> _Task requirements_: Go through the entries and transcribe each one exactly, dropping the pictures.

** START **

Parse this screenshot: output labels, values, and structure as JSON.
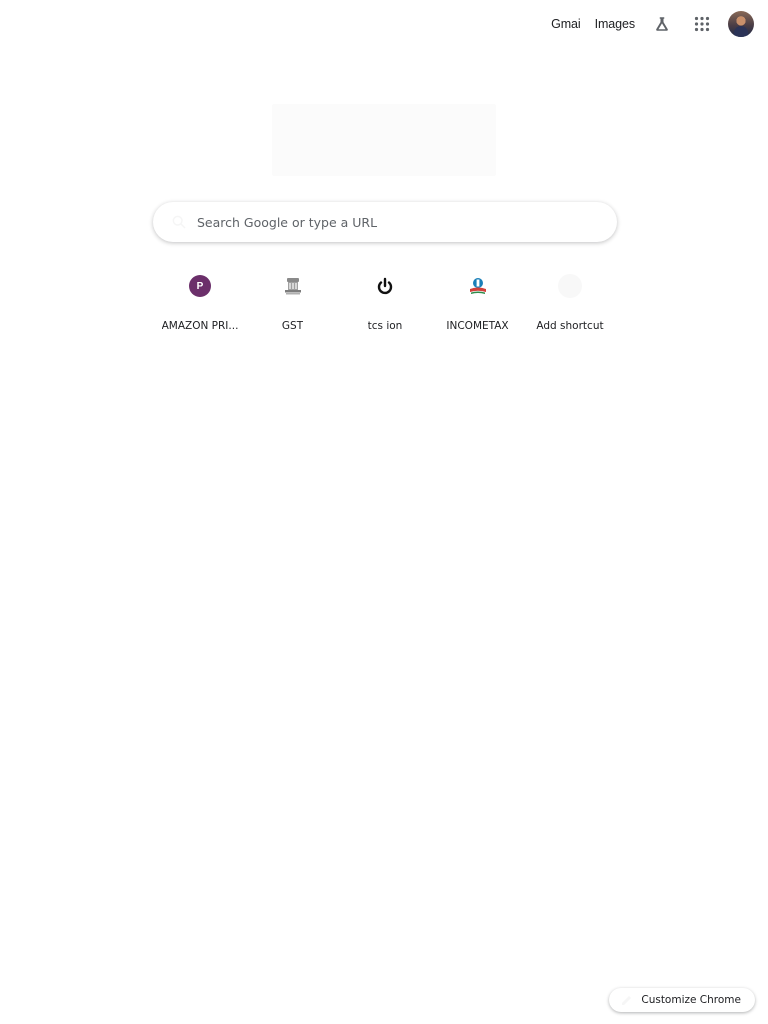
{
  "header": {
    "gmail_label": "Gmai",
    "images_label": "Images",
    "labs_icon": "flask-icon",
    "apps_icon": "apps-grid-icon",
    "account_icon": "avatar"
  },
  "search": {
    "placeholder": "Search Google or type a URL",
    "value": ""
  },
  "shortcuts": [
    {
      "label": "AMAZON PRI...",
      "icon": "amazon-prime-favicon"
    },
    {
      "label": "GST",
      "icon": "gst-emblem-favicon"
    },
    {
      "label": "tcs ion",
      "icon": "tcs-ion-favicon"
    },
    {
      "label": "INCOMETAX",
      "icon": "incometax-favicon"
    },
    {
      "label": "Add shortcut",
      "icon": "add-icon"
    }
  ],
  "favicon_letters": {
    "amazon": "P"
  },
  "footer": {
    "customize_label": "Customize Chrome"
  },
  "colors": {
    "text": "#202124",
    "amazon_badge": "#6b2f6a",
    "background": "#ffffff"
  }
}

** END **

> _Written response_:
Parse this screenshot: output labels, values, and structure as JSON.
{
  "header": {
    "gmail_label": "Gmai",
    "images_label": "Images",
    "labs_icon": "flask-icon",
    "apps_icon": "apps-grid-icon",
    "account_icon": "avatar"
  },
  "search": {
    "placeholder": "Search Google or type a URL",
    "value": ""
  },
  "shortcuts": [
    {
      "label": "AMAZON PRI...",
      "icon": "amazon-prime-favicon"
    },
    {
      "label": "GST",
      "icon": "gst-emblem-favicon"
    },
    {
      "label": "tcs ion",
      "icon": "tcs-ion-favicon"
    },
    {
      "label": "INCOMETAX",
      "icon": "incometax-favicon"
    },
    {
      "label": "Add shortcut",
      "icon": "add-icon"
    }
  ],
  "favicon_letters": {
    "amazon": "P"
  },
  "footer": {
    "customize_label": "Customize Chrome"
  },
  "colors": {
    "text": "#202124",
    "amazon_badge": "#6b2f6a",
    "background": "#ffffff"
  }
}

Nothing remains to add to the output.